Work to complete:
Copy each line with the word "chevron" in it.

Records for processing:

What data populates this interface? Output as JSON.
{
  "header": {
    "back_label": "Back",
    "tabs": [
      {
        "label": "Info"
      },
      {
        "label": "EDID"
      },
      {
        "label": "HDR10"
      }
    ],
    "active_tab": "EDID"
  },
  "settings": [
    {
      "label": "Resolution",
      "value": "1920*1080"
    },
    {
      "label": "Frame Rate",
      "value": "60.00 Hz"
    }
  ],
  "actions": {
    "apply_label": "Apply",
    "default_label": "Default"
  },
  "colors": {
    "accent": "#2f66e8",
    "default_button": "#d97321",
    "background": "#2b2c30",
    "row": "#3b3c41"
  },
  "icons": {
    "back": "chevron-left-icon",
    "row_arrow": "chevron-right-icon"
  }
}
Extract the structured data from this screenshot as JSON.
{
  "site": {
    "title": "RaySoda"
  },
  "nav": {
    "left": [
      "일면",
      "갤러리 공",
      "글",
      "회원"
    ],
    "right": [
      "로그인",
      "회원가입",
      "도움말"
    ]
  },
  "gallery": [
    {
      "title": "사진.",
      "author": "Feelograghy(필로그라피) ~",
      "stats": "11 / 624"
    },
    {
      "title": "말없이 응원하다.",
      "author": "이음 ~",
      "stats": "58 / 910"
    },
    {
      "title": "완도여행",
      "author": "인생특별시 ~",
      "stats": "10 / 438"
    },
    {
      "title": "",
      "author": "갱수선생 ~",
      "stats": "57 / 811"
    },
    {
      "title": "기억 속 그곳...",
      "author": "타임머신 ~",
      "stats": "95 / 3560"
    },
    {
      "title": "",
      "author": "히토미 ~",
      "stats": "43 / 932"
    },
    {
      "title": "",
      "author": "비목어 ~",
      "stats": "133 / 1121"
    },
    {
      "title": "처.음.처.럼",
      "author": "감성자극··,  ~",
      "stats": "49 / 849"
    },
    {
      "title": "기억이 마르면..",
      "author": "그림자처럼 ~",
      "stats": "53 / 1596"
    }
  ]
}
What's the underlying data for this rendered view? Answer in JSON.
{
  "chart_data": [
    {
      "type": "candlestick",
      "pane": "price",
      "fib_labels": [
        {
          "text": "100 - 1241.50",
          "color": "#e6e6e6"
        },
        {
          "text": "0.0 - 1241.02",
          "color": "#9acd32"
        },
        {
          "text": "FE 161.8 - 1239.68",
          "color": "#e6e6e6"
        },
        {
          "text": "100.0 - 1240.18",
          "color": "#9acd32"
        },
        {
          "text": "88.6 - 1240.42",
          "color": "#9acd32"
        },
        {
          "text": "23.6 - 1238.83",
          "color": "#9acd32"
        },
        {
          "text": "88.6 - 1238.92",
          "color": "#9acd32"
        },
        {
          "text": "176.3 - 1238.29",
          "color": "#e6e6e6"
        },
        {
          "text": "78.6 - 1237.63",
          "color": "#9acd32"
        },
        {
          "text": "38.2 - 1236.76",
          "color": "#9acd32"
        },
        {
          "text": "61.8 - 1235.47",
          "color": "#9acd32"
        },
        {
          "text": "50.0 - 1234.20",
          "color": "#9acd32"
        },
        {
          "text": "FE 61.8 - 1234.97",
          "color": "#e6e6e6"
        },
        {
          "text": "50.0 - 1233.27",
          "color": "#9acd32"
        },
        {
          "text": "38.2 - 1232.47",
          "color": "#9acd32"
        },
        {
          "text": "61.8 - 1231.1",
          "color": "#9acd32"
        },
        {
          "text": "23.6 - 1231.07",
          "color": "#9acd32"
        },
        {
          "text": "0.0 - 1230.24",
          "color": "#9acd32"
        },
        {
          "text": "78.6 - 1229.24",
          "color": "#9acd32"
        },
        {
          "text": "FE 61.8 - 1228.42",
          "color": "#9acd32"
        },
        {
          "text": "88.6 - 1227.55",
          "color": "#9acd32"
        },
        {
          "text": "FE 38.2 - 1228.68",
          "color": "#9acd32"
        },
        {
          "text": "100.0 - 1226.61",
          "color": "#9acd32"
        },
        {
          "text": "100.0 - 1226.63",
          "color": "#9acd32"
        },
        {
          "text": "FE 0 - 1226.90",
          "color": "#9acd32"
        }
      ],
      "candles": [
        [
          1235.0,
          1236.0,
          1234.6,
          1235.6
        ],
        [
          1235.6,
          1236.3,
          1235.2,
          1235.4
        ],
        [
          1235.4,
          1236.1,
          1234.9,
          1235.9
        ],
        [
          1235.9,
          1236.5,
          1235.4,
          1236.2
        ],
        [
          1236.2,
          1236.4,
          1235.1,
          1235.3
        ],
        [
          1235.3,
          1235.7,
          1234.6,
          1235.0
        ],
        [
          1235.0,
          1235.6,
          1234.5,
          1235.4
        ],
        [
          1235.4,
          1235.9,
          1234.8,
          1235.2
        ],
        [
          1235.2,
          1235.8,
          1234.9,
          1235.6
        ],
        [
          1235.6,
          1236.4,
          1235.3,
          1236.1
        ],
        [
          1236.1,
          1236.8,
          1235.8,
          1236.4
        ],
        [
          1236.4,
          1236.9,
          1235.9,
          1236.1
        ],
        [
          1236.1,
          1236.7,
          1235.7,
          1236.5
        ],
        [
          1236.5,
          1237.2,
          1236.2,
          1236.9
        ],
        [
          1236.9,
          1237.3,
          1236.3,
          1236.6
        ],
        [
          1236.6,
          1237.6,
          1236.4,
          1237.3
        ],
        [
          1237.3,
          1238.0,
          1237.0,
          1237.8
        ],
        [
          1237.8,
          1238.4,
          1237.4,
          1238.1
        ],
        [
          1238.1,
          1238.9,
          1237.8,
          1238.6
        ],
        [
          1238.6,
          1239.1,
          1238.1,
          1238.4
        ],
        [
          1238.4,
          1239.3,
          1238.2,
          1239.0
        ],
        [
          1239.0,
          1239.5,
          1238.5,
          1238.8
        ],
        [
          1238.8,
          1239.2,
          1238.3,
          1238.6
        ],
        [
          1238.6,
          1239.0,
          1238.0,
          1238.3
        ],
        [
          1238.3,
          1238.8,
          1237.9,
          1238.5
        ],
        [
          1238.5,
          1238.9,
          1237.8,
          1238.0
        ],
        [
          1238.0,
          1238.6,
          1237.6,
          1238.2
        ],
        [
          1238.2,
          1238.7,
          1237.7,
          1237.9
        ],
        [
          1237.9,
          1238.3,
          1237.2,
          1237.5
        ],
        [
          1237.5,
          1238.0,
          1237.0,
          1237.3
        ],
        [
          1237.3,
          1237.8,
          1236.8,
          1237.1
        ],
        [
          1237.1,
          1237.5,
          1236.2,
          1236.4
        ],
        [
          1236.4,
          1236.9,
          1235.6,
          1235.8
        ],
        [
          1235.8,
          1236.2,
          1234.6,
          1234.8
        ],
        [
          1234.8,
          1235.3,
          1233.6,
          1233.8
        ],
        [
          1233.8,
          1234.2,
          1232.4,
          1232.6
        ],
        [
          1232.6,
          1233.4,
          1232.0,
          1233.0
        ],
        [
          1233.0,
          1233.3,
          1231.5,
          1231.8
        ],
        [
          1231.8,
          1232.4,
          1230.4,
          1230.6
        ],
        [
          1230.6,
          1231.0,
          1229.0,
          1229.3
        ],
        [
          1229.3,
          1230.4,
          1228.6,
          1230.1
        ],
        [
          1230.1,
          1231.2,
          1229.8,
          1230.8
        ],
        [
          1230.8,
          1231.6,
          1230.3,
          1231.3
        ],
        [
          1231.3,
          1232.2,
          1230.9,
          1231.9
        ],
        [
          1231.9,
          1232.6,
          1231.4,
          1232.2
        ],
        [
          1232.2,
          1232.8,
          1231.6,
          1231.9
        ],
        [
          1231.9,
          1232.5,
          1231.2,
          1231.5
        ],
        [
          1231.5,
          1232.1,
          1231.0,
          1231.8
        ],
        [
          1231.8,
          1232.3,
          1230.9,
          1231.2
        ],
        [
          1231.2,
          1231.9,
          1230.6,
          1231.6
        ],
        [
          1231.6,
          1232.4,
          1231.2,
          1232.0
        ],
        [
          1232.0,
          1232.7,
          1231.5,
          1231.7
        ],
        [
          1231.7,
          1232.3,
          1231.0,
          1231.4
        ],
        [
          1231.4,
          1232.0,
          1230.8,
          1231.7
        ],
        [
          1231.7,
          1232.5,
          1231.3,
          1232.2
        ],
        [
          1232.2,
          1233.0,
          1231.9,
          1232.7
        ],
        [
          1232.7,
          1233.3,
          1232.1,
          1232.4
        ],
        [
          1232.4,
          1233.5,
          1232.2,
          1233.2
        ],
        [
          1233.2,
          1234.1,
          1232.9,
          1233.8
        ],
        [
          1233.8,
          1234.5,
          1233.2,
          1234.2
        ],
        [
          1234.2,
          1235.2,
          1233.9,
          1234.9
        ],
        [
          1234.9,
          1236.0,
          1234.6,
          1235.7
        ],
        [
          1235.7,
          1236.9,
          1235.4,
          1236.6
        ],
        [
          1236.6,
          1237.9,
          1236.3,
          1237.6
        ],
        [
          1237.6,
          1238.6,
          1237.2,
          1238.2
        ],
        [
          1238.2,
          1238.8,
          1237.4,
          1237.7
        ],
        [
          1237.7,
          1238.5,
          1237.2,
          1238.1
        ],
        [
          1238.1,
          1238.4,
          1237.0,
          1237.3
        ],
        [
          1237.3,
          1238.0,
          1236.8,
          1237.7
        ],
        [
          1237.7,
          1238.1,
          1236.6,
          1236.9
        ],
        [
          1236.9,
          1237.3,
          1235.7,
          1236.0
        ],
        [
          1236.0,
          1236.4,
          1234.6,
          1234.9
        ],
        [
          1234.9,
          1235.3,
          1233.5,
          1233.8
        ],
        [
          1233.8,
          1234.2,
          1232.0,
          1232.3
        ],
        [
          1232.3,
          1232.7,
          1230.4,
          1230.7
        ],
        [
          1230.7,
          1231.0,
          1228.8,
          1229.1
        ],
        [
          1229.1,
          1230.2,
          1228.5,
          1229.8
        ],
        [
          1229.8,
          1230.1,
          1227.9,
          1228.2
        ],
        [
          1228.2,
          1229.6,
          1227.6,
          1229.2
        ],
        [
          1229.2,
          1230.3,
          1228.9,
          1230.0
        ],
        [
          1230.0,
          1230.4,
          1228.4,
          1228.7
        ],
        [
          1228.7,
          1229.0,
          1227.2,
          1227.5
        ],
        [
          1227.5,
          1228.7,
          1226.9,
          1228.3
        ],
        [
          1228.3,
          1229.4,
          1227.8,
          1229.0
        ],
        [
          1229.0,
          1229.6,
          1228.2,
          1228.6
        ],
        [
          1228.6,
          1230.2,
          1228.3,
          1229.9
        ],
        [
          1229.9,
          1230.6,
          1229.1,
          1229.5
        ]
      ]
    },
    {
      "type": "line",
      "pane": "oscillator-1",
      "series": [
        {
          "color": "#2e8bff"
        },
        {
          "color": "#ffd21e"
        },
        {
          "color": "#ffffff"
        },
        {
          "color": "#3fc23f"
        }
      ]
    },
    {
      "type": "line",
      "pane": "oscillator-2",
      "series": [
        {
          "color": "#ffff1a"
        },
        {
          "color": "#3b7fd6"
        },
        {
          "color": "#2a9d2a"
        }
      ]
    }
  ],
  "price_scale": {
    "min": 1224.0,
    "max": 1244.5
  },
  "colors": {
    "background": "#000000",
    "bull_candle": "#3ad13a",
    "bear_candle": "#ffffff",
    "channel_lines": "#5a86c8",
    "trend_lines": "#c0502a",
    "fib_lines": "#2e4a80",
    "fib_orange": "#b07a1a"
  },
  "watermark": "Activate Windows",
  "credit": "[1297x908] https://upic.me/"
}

Answer below:
    "back": "chevron-left-icon",
    "row_arrow": "chevron-right-icon"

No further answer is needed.